— GIVEN EXERCISE —
Every record below should be printed exactly as it appears.

— RECORDS —
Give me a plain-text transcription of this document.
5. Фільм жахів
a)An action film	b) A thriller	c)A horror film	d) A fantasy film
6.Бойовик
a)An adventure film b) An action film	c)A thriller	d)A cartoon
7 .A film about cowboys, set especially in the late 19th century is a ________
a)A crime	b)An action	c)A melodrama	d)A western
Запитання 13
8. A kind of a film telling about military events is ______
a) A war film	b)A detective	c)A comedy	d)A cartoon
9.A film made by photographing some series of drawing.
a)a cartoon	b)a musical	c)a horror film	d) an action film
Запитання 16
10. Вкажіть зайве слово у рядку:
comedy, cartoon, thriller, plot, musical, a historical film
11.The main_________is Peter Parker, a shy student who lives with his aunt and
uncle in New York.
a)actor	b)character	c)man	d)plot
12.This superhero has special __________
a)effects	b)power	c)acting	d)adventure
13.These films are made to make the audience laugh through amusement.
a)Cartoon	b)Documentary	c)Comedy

— OUTPUT —
Give me a plain-text transcription of this document.
5. Фільм жахів
a)An action film	b) A thriller	c)A horror film	d) A fantasy film
6.Бойовик
a)An adventure film b) An action film	c)A thriller	d)A cartoon
7 .A film about cowboys, set especially in the late 19th century is a ________
a)A crime	b)An action	c)A melodrama	d)A western
Запитання 13
8. A kind of a film telling about military events is ______
a) A war film	b)A detective	c)A comedy	d)A cartoon
9.A film made by photographing some series of drawing.
a)a cartoon	b)a musical	c)a horror film	d) an action film
Запитання 16
10. Вкажіть зайве слово у рядку:
comedy, cartoon, thriller, plot, musical, a historical film
11.The main_________is Peter Parker, a shy student who lives with his aunt and
uncle in New York.
a)actor	b)character	c)man	d)plot
12.This superhero has special __________
a)effects	b)power	c)acting	d)adventure
13.These films are made to make the audience laugh through amusement.
a)Cartoon	b)Documentary	c)Comedy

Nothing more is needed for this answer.